GOAL OF THE EXERCISE:
Turn the listing below, from its first line through the line with "connector-tm-to-bi xyxy=(1757,1135,1759,1235)", into a Markdown table with the columns Row and Line. Number the rows in order and skip any blank lines.

EXERCISE MATERIAL:
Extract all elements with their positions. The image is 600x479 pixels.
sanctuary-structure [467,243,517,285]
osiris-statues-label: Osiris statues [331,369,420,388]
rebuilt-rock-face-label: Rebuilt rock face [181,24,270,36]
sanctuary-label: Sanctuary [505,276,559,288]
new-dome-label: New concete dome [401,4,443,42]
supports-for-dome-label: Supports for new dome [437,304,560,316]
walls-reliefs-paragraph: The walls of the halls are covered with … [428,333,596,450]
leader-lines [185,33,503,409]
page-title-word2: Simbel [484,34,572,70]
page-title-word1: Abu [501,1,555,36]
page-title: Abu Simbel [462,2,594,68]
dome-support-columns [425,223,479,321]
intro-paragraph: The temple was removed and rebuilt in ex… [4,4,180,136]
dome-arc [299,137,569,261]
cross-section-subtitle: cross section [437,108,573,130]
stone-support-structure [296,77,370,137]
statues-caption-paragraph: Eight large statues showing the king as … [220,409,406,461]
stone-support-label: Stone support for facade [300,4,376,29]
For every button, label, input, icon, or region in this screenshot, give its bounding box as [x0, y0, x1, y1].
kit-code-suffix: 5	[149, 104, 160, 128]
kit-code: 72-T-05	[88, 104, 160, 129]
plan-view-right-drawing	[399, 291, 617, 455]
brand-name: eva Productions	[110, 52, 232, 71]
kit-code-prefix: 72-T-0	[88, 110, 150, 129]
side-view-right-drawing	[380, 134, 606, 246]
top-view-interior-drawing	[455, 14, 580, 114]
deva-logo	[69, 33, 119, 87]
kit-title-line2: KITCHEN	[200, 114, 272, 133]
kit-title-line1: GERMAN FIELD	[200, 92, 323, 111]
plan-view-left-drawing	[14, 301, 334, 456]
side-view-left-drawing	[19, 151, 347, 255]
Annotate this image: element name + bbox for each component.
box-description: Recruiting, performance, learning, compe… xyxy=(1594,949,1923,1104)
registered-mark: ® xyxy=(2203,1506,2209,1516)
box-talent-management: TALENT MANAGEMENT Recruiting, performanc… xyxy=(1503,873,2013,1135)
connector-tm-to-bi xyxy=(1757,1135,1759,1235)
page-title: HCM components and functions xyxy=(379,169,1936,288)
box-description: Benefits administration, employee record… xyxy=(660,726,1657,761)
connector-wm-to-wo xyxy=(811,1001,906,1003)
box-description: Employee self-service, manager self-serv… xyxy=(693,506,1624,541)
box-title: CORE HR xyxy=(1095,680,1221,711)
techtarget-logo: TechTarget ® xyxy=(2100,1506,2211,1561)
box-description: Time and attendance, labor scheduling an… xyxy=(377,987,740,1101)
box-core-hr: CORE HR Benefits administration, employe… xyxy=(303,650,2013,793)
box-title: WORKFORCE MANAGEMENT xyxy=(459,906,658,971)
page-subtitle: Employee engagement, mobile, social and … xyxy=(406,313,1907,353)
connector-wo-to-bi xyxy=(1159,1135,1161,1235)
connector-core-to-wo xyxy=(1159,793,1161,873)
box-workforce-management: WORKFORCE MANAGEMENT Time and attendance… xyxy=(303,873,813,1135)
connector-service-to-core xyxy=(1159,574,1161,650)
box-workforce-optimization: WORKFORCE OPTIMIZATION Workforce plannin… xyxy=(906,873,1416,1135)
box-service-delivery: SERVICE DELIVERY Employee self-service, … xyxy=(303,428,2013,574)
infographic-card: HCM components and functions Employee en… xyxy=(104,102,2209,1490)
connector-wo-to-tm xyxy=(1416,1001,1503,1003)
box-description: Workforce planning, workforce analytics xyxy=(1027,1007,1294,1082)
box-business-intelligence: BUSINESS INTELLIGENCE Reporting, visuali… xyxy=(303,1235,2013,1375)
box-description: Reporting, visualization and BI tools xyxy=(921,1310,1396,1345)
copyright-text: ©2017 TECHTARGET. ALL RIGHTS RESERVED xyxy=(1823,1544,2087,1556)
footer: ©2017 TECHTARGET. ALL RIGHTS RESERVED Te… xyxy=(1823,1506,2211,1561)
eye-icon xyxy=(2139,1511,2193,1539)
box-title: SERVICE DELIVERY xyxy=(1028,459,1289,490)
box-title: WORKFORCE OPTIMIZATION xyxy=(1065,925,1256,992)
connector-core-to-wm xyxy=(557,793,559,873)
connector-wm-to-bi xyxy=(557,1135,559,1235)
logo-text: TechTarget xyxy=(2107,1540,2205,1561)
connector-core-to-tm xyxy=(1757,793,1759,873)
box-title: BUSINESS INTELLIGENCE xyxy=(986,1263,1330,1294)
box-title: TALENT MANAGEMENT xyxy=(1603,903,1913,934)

RESULT OF THIS EXERCISE:
| Row | Line |
|---|---|
| 1 | Extract all elements with their positions. The image is 600x479 pixels. |
| 2 | sanctuary-structure [467,243,517,285] |
| 3 | osiris-statues-label: Osiris statues [331,369,420,388] |
| 4 | rebuilt-rock-face-label: Rebuilt rock face [181,24,270,36] |
| 5 | sanctuary-label: Sanctuary [505,276,559,288] |
| 6 | new-dome-label: New concete dome [401,4,443,42] |
| 7 | supports-for-dome-label: Supports for new dome [437,304,560,316] |
| 8 | walls-reliefs-paragraph: The walls of the halls are covered with … [428,333,596,450] |
| 9 | leader-lines [185,33,503,409] |
| 10 | page-title-word2: Simbel [484,34,572,70] |
| 11 | page-title-word1: Abu [501,1,555,36] |
| 12 | page-title: Abu Simbel [462,2,594,68] |
| 13 | dome-support-columns [425,223,479,321] |
| 14 | intro-paragraph: The temple was removed and rebuilt in ex… [4,4,180,136] |
| 15 | dome-arc [299,137,569,261] |
| 16 | cross-section-subtitle: cross section [437,108,573,130] |
| 17 | stone-support-structure [296,77,370,137] |
| 18 | statues-caption-paragraph: Eight large statues showing the king as … [220,409,406,461] |
| 19 | stone-support-label: Stone support for facade [300,4,376,29] |
| 20 | For every button, label, input, icon, or region in this screenshot, give its bounding box as [x0, y0, x1, y1]. |
| 21 | kit-code-suffix: 5	[149, 104, 160, 128] |
| 22 | kit-code: 72-T-05	[88, 104, 160, 129] |
| 23 | plan-view-right-drawing	[399, 291, 617, 455] |
| 24 | brand-name: eva Productions	[110, 52, 232, 71] |
| 25 | kit-code-prefix: 72-T-0	[88, 110, 150, 129] |
| 26 | side-view-right-drawing	[380, 134, 606, 246] |
| 27 | top-view-interior-drawing	[455, 14, 580, 114] |
| 28 | deva-logo	[69, 33, 119, 87] |
| 29 | kit-title-line2: KITCHEN	[200, 114, 272, 133] |
| 30 | kit-title-line1: GERMAN FIELD	[200, 92, 323, 111] |
| 31 | plan-view-left-drawing	[14, 301, 334, 456] |
| 32 | side-view-left-drawing	[19, 151, 347, 255] |
| 33 | Annotate this image: element name + bbox for each component. |
| 34 | box-description: Recruiting, performance, learning, compe… xyxy=(1594,949,1923,1104) |
| 35 | registered-mark: ® xyxy=(2203,1506,2209,1516) |
| 36 | box-talent-management: TALENT MANAGEMENT Recruiting, performanc… xyxy=(1503,873,2013,1135) |
| 37 | connector-tm-to-bi xyxy=(1757,1135,1759,1235) |